◆ Stated goal
For the entries that follow, tally the lines holding the string "left". Give the total and nothing else.

◆ Supplied entries
──────────────────────────────
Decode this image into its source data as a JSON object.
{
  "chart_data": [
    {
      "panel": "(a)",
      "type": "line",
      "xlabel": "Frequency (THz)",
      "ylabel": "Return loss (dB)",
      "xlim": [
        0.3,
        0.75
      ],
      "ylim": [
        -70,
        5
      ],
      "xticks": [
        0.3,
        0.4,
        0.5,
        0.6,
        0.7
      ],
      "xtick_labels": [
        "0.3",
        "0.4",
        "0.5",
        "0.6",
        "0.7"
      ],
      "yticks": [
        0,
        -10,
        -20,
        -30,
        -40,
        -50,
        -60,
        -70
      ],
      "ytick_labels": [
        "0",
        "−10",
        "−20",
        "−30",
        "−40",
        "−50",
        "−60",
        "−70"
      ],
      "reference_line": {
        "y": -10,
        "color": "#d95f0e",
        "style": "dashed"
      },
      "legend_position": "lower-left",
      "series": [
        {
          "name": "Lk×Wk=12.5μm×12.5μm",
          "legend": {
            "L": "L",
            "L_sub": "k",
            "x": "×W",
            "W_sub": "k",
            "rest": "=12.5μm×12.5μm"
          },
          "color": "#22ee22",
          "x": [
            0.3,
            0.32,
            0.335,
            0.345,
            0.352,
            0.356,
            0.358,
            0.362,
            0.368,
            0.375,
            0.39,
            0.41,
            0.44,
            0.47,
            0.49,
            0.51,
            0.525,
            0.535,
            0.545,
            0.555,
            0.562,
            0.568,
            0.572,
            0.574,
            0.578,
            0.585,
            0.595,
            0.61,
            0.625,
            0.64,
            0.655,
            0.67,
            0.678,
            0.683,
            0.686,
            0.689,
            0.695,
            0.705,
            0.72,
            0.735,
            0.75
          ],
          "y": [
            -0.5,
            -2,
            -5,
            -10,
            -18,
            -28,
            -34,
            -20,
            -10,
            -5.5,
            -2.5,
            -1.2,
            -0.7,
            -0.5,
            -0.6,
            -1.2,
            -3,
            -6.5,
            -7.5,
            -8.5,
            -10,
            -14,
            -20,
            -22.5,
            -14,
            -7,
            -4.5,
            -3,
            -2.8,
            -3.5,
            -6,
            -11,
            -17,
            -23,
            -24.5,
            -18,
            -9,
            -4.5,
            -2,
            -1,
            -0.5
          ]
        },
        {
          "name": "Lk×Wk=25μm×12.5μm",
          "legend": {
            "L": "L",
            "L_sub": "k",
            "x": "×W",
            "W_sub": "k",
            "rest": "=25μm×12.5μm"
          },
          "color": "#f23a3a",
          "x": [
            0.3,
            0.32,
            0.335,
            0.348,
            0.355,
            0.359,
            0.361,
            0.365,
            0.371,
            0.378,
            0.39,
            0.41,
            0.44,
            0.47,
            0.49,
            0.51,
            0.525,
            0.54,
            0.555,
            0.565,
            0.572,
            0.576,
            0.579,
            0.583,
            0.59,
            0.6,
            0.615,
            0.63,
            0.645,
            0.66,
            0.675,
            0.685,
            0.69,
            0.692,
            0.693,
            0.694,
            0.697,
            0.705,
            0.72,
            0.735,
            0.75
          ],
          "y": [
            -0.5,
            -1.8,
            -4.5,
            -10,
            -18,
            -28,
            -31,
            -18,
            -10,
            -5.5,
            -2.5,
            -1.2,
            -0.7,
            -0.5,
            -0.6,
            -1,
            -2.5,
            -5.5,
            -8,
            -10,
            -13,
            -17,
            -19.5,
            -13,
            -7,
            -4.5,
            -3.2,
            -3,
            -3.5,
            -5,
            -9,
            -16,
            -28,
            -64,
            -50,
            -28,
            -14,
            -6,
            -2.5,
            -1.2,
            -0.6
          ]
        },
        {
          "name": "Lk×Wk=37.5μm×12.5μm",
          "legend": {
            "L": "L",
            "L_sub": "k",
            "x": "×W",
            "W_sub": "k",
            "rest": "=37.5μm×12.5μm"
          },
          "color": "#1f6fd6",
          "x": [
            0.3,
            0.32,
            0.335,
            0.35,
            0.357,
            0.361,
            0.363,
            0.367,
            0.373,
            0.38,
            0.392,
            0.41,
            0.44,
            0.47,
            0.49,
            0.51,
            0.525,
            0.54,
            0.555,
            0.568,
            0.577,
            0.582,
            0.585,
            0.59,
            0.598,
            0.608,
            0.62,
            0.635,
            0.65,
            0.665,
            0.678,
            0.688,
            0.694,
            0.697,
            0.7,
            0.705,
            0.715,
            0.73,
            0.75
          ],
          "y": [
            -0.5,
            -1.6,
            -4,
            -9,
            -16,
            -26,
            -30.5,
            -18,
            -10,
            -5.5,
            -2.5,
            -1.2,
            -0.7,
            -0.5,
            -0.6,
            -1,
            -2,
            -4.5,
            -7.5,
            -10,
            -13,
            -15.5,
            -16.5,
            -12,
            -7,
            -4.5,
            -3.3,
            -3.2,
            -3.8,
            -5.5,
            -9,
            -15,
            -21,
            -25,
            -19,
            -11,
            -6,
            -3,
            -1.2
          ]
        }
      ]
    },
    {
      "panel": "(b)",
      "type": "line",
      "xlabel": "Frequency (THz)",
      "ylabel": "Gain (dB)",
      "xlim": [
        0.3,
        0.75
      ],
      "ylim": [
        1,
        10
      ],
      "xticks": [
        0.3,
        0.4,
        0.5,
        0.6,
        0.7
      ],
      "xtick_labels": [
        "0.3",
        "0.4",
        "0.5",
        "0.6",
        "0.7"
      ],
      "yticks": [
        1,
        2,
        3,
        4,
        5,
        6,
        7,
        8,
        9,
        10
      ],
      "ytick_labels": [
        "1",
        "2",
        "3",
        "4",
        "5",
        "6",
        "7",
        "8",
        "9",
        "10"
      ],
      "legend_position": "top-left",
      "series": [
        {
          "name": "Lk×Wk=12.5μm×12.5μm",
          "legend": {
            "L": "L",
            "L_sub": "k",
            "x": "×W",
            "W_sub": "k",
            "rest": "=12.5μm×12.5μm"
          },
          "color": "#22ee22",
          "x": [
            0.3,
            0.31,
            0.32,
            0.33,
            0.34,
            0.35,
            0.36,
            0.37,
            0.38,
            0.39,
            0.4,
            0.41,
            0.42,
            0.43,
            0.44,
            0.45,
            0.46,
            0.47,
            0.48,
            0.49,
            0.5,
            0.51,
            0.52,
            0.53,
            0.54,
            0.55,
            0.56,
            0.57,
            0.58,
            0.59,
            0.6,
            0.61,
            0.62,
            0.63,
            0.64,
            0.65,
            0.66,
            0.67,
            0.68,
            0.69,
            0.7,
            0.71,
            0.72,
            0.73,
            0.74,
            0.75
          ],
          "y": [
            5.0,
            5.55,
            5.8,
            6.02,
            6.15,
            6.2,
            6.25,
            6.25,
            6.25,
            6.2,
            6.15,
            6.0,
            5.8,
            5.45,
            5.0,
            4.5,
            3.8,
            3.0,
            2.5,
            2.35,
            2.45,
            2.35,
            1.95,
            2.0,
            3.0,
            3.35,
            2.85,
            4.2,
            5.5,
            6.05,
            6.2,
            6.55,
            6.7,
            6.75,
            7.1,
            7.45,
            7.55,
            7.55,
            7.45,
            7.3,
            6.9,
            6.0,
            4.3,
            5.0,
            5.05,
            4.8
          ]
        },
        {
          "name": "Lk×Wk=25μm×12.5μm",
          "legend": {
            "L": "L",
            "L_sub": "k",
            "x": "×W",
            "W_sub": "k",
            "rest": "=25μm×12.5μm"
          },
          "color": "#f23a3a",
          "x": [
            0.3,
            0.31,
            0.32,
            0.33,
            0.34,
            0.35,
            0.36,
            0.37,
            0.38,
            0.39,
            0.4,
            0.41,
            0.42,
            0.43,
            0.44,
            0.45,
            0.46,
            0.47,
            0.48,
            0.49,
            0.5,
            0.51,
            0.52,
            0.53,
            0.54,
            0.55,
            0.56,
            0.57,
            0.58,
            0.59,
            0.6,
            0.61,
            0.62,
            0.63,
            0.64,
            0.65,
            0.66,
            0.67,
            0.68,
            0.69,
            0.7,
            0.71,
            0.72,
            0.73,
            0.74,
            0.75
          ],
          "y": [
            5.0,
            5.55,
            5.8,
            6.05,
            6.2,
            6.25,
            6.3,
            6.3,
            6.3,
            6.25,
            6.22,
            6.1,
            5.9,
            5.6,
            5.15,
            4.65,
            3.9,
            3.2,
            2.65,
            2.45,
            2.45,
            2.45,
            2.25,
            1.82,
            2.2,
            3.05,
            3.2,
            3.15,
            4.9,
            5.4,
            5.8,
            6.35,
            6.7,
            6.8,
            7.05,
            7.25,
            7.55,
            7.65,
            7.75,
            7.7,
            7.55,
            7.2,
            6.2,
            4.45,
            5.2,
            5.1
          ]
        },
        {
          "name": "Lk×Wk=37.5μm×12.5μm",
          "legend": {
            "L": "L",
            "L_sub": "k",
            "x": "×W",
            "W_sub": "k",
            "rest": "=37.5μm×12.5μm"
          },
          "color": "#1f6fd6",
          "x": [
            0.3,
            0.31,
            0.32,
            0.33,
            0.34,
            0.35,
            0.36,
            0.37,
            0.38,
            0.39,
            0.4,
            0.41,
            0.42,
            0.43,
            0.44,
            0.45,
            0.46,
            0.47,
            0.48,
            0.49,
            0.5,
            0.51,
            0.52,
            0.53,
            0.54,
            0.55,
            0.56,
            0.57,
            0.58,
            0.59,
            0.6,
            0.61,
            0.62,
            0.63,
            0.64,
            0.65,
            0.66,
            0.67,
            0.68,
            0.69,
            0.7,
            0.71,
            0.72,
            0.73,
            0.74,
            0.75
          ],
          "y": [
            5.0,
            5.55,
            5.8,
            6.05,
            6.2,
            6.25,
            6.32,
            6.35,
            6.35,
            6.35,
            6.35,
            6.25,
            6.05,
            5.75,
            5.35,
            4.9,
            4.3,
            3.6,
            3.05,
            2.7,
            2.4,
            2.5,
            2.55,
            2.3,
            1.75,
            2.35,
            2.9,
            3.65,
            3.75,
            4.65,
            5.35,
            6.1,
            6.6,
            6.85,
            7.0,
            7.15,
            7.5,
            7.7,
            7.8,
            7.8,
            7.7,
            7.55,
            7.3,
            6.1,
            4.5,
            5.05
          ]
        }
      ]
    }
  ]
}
──────────────────────────────
◆ Result below
2